▶ Requirement: Without the images, output each record below as it stands.
┄┄┄┄┄┄┄┄┄┄┄┄┄┄┄┄┄┄┄┄
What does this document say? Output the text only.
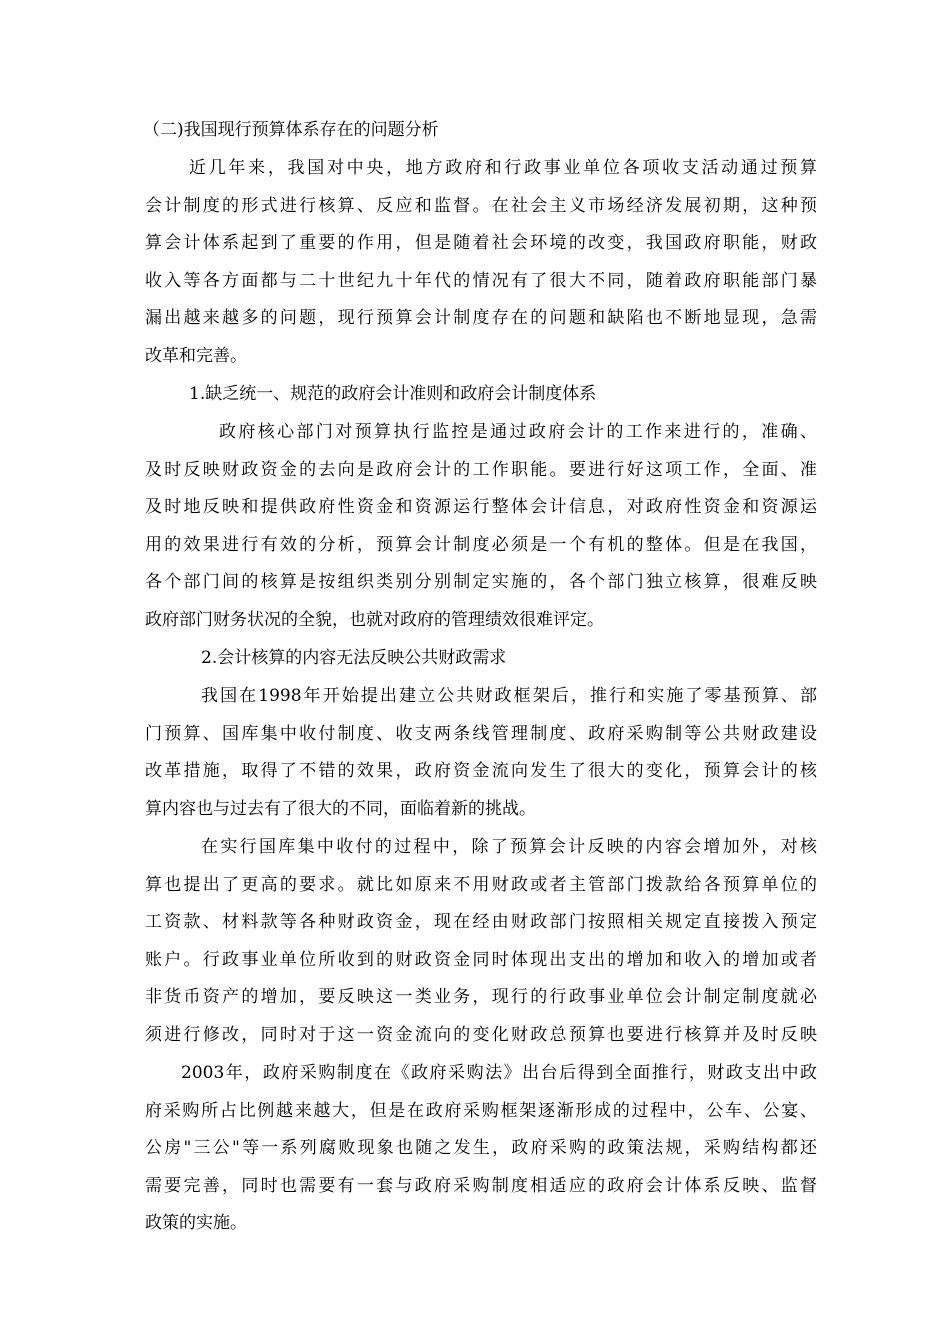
（二)我国现行预算体系存在的问题分析
近几年来，我国对中央，地方政府和行政事业单位各项收支活动通过预算
会计制度的形式进行核算、反应和监督。在社会主义市场经济发展初期，这种预
算会计体系起到了重要的作用，但是随着社会环境的改变，我国政府职能，财政
收入等各方面都与二十世纪九十年代的情况有了很大不同，随着政府职能部门暴
漏出越来越多的问题，现行预算会计制度存在的问题和缺陷也不断地显现，急需
改革和完善。
1.缺乏统一、规范的政府会计准则和政府会计制度体系
政府核心部门对预算执行监控是通过政府会计的工作来进行的，准确、
及时反映财政资金的去向是政府会计的工作职能。要进行好这项工作，全面、准
及时地反映和提供政府性资金和资源运行整体会计信息，对政府性资金和资源运
用的效果进行有效的分析，预算会计制度必须是一个有机的整体。但是在我国，
各个部门间的核算是按组织类别分别制定实施的，各个部门独立核算，很难反映
政府部门财务状况的全貌，也就对政府的管理绩效很难评定。
2.会计核算的内容无法反映公共财政需求
我国在1998年开始提出建立公共财政框架后，推行和实施了零基预算、部
门预算、国库集中收付制度、收支两条线管理制度、政府采购制等公共财政建设
改革措施，取得了不错的效果，政府资金流向发生了很大的变化，预算会计的核
算内容也与过去有了很大的不同，面临着新的挑战。
在实行国库集中收付的过程中，除了预算会计反映的内容会增加外，对核
算也提出了更高的要求。就比如原来不用财政或者主管部门拨款给各预算单位的
工资款、材料款等各种财政资金，现在经由财政部门按照相关规定直接拨入预定
账户。行政事业单位所收到的财政资金同时体现出支出的增加和收入的增加或者
非货币资产的增加，要反映这一类业务，现行的行政事业单位会计制定制度就必
须进行修改，同时对于这一资金流向的变化财政总预算也要进行核算并及时反映
2003年，政府采购制度在《政府采购法》出台后得到全面推行，财政支出中政
府采购所占比例越来越大，但是在政府采购框架逐渐形成的过程中，公车、公宴、
公房"三公"等一系列腐败现象也随之发生，政府采购的政策法规，采购结构都还
需要完善，同时也需要有一套与政府采购制度相适应的政府会计体系反映、监督
政策的实施。
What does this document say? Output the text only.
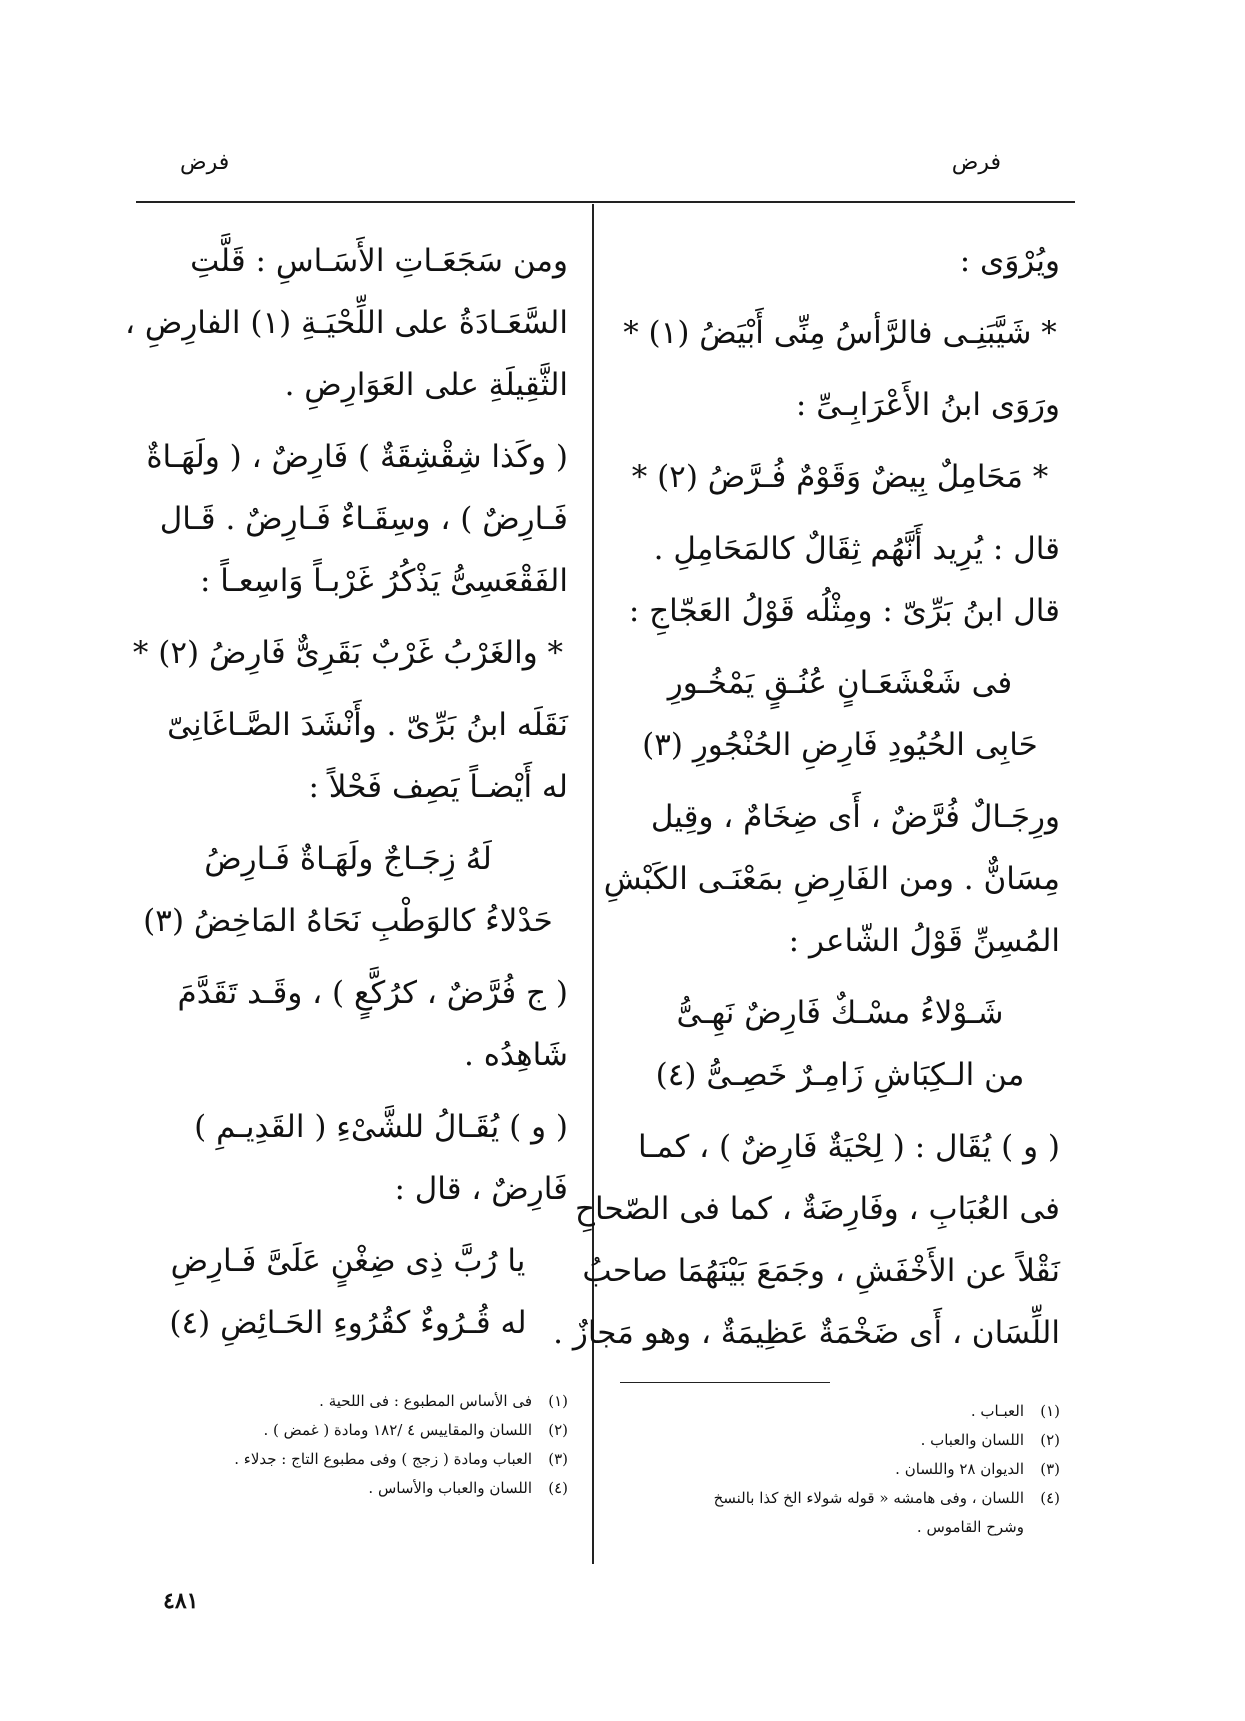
فرض
فرض

ويُرْوَى :

* شَيَّبَنِـى فالرَّأسُ مِنِّى أَبْيَضُ (١) *

ورَوَى ابنُ الأَعْرَابِـىِّ :

* مَحَامِلٌ بِيضٌ وَقَوْمٌ فُـرَّضُ (٢) *

قال : يُرِيد أَنَّهُم ثِقَالٌ كالمَحَامِلِ .

قال ابنُ بَرِّىّ : ومِثْلُه قَوْلُ العَجّاجِ :

فى شَعْشَعَـانٍ عُنُـقٍ يَمْخُـورِ

حَابِى الحُيُودِ فَارِضِ الحُنْجُورِ (٣)

ورِجَـالٌ فُرَّضٌ ، أَى ضِخَامٌ ، وقِيل

مِسَانٌّ . ومن الفَارِضِ بمَعْنَـى الكَبْشِ

المُسِنِّ قَوْلُ الشّاعر :

شَـوْلاءُ مسْـكٌ فَارِضٌ نَهِـىُّ

من الـكِبَاشِ زَامِـرٌ خَصِـىُّ (٤)

( و ) يُقَال : ( لِحْيَةٌ فَارِضٌ ) ، كمـا

فى العُبَابِ ، وفَارِضَةٌ ، كما فى الصّحاحِ

نَقْلاً عن الأَخْفَشِ ، وجَمَعَ بَيْنَهُمَا صاحبُ

اللِّسَان ، أَى ضَخْمَةٌ عَظِيمَةٌ ، وهو مَجازٌ .

(١)العبـاب .

(٢)اللسان والعباب .

(٣)الديوان ٢٨ واللسان .

(٤)اللسان ، وفى هامشه « قوله شولاء الخ كذا بالنسخ

وشرح القاموس .

ومن سَجَعَـاتِ الأَسَـاسِ : قَلَّتِ

السَّعَـادَةُ على اللِّحْيَـةِ (١) الفارِضِ ،

الثَّقِيلَةِ على العَوَارِضِ .

( وكَذا شِقْشِقَةٌ ) فَارِضٌ ، ( ولَهَـاةٌ

فَـارِضٌ ) ، وسِقَـاءٌ فَـارِضٌ . قَـال

الفَقْعَسِىُّ يَذْكُرُ غَرْبـاً وَاسِعـاً :

* والغَرْبُ غَرْبٌ بَقَرِىٌّ فَارِضُ (٢) *

نَقَلَه ابنُ بَرِّىّ . وأَنْشَدَ الصَّـاغَانِىّ

له أَيْضـاً يَصِف فَحْلاً :

لَهُ زِجَـاجٌ ولَهَـاةٌ فَـارِضُ

حَدْلاءُ كالوَطْبِ نَحَاهُ المَاخِضُ (٣)

( ج فُرَّضٌ ، كرُكَّعٍ ) ، وقَـد تَقَدَّمَ

شَاهِدُه .

( و ) يُقَـالُ للشَّىْءِ ( القَدِيـمِ )

فَارِضٌ ، قال :

يا رُبَّ ذِى ضِغْنٍ عَلَىَّ فَـارِضِ

له قُـرُوءٌ كقُرُوءِ الحَـائِضِ (٤)

(١)فى الأساس المطبوع : فى اللحية .

(٢)اللسان والمقاييس ٤ /١٨٢ ومادة ( غمض ) .

(٣)العباب ومادة ( زجج ) وفى مطبوع التاج : جدلاء .

(٤)اللسان والعباب والأساس .

٤٨١
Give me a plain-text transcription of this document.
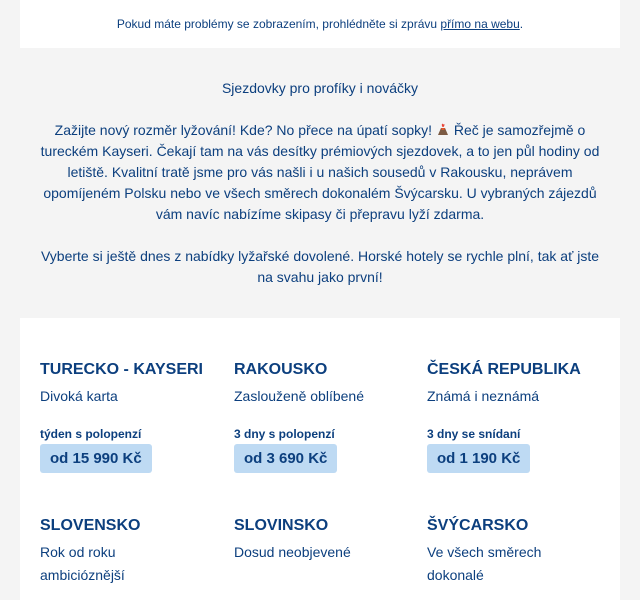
Pokud máte problémy se zobrazením, prohlédněte si zprávu přímo na webu.
Sjezdovky pro profíky i nováčky
Zažijte nový rozměr lyžování! Kde? No přece na úpatí sopky!  Řeč je samozřejmě o tureckém Kayseri. Čekají tam na vás desítky prémiových sjezdovek, a to jen půl hodiny od letiště. Kvalitní tratě jsme pro vás našli i u našich sousedů v Rakousku, neprávem opomíjeném Polsku nebo ve všech směrech dokonalém Švýcarsku. U vybraných zájezdů vám navíc nabízíme skipasy či přepravu lyží zdarma.
Vyberte si ještě dnes z nabídky lyžařské dovolené. Horské hotely se rychle plní, tak ať jste na svahu jako první!
TURECKO - KAYSERI
Divoká karta
týden s polopenzí
od 15 990 Kč
RAKOUSKO
Zaslouženě oblíbené
3 dny s polopenzí
od 3 690 Kč
ČESKÁ REPUBLIKA
Známá i neznámá
3 dny se snídaní
od 1 190 Kč
SLOVENSKO
Rok od roku ambicióznější
SLOVINSKO
Dosud neobjevené
ŠVÝCARSKO
Ve všech směrech dokonalé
┄┄┄┄┄┄┄┄┄┄┄┄┄┄┄┄┄┄┄┄
▶ Exercise response:
What does this document say? Output the text only.
（二)我国现行预算体系存在的问题分析
近几年来，我国对中央，地方政府和行政事业单位各项收支活动通过预算
会计制度的形式进行核算、反应和监督。在社会主义市场经济发展初期，这种预
算会计体系起到了重要的作用，但是随着社会环境的改变，我国政府职能，财政
收入等各方面都与二十世纪九十年代的情况有了很大不同，随着政府职能部门暴
漏出越来越多的问题，现行预算会计制度存在的问题和缺陷也不断地显现，急需
改革和完善。
1.缺乏统一、规范的政府会计准则和政府会计制度体系
政府核心部门对预算执行监控是通过政府会计的工作来进行的，准确、
及时反映财政资金的去向是政府会计的工作职能。要进行好这项工作，全面、准
及时地反映和提供政府性资金和资源运行整体会计信息，对政府性资金和资源运
用的效果进行有效的分析，预算会计制度必须是一个有机的整体。但是在我国，
各个部门间的核算是按组织类别分别制定实施的，各个部门独立核算，很难反映
政府部门财务状况的全貌，也就对政府的管理绩效很难评定。
2.会计核算的内容无法反映公共财政需求
我国在1998年开始提出建立公共财政框架后，推行和实施了零基预算、部
门预算、国库集中收付制度、收支两条线管理制度、政府采购制等公共财政建设
改革措施，取得了不错的效果，政府资金流向发生了很大的变化，预算会计的核
算内容也与过去有了很大的不同，面临着新的挑战。
在实行国库集中收付的过程中，除了预算会计反映的内容会增加外，对核
算也提出了更高的要求。就比如原来不用财政或者主管部门拨款给各预算单位的
工资款、材料款等各种财政资金，现在经由财政部门按照相关规定直接拨入预定
账户。行政事业单位所收到的财政资金同时体现出支出的增加和收入的增加或者
非货币资产的增加，要反映这一类业务，现行的行政事业单位会计制定制度就必
须进行修改，同时对于这一资金流向的变化财政总预算也要进行核算并及时反映
2003年，政府采购制度在《政府采购法》出台后得到全面推行，财政支出中政
府采购所占比例越来越大，但是在政府采购框架逐渐形成的过程中，公车、公宴、
公房"三公"等一系列腐败现象也随之发生，政府采购的政策法规，采购结构都还
需要完善，同时也需要有一套与政府采购制度相适应的政府会计体系反映、监督
政策的实施。
What does this document say? Output the text only.
فرض
فرض

ويُرْوَى :

* شَيَّبَنِـى فالرَّأسُ مِنِّى أَبْيَضُ (١) *

ورَوَى ابنُ الأَعْرَابِـىِّ :

* مَحَامِلٌ بِيضٌ وَقَوْمٌ فُـرَّضُ (٢) *

قال : يُرِيد أَنَّهُم ثِقَالٌ كالمَحَامِلِ .

قال ابنُ بَرِّىّ : ومِثْلُه قَوْلُ العَجّاجِ :

فى شَعْشَعَـانٍ عُنُـقٍ يَمْخُـورِ

حَابِى الحُيُودِ فَارِضِ الحُنْجُورِ (٣)

ورِجَـالٌ فُرَّضٌ ، أَى ضِخَامٌ ، وقِيل

مِسَانٌّ . ومن الفَارِضِ بمَعْنَـى الكَبْشِ

المُسِنِّ قَوْلُ الشّاعر :

شَـوْلاءُ مسْـكٌ فَارِضٌ نَهِـىُّ

من الـكِبَاشِ زَامِـرٌ خَصِـىُّ (٤)

( و ) يُقَال : ( لِحْيَةٌ فَارِضٌ ) ، كمـا

فى العُبَابِ ، وفَارِضَةٌ ، كما فى الصّحاحِ

نَقْلاً عن الأَخْفَشِ ، وجَمَعَ بَيْنَهُمَا صاحبُ

اللِّسَان ، أَى ضَخْمَةٌ عَظِيمَةٌ ، وهو مَجازٌ .

(١)العبـاب .

(٢)اللسان والعباب .

(٣)الديوان ٢٨ واللسان .

(٤)اللسان ، وفى هامشه « قوله شولاء الخ كذا بالنسخ

وشرح القاموس .

ومن سَجَعَـاتِ الأَسَـاسِ : قَلَّتِ

السَّعَـادَةُ على اللِّحْيَـةِ (١) الفارِضِ ،

الثَّقِيلَةِ على العَوَارِضِ .

( وكَذا شِقْشِقَةٌ ) فَارِضٌ ، ( ولَهَـاةٌ

فَـارِضٌ ) ، وسِقَـاءٌ فَـارِضٌ . قَـال

الفَقْعَسِىُّ يَذْكُرُ غَرْبـاً وَاسِعـاً :

* والغَرْبُ غَرْبٌ بَقَرِىٌّ فَارِضُ (٢) *

نَقَلَه ابنُ بَرِّىّ . وأَنْشَدَ الصَّـاغَانِىّ

له أَيْضـاً يَصِف فَحْلاً :

لَهُ زِجَـاجٌ ولَهَـاةٌ فَـارِضُ

حَدْلاءُ كالوَطْبِ نَحَاهُ المَاخِضُ (٣)

( ج فُرَّضٌ ، كرُكَّعٍ ) ، وقَـد تَقَدَّمَ

شَاهِدُه .

( و ) يُقَـالُ للشَّىْءِ ( القَدِيـمِ )

فَارِضٌ ، قال :

يا رُبَّ ذِى ضِغْنٍ عَلَىَّ فَـارِضِ

له قُـرُوءٌ كقُرُوءِ الحَـائِضِ (٤)

(١)فى الأساس المطبوع : فى اللحية .

(٢)اللسان والمقاييس ٤ /١٨٢ ومادة ( غمض ) .

(٣)العباب ومادة ( زجج ) وفى مطبوع التاج : جدلاء .

(٤)اللسان والعباب والأساس .

٤٨١
Give me a plain-text transcription of this document.
Pokud máte problémy se zobrazením, prohlédněte si zprávu přímo na webu.
Sjezdovky pro profíky i nováčky
Zažijte nový rozměr lyžování! Kde? No přece na úpatí sopky!  Řeč je samozřejmě o tureckém Kayseri. Čekají tam na vás desítky prémiových sjezdovek, a to jen půl hodiny od letiště. Kvalitní tratě jsme pro vás našli i u našich sousedů v Rakousku, neprávem opomíjeném Polsku nebo ve všech směrech dokonalém Švýcarsku. U vybraných zájezdů vám navíc nabízíme skipasy či přepravu lyží zdarma.
Vyberte si ještě dnes z nabídky lyžařské dovolené. Horské hotely se rychle plní, tak ať jste na svahu jako první!
TURECKO - KAYSERI
Divoká karta
týden s polopenzí
od 15 990 Kč
RAKOUSKO
Zaslouženě oblíbené
3 dny s polopenzí
od 3 690 Kč
ČESKÁ REPUBLIKA
Známá i neznámá
3 dny se snídaní
od 1 190 Kč
SLOVENSKO
Rok od roku ambicióznější
SLOVINSKO
Dosud neobjevené
ŠVÝCARSKO
Ve všech směrech dokonalé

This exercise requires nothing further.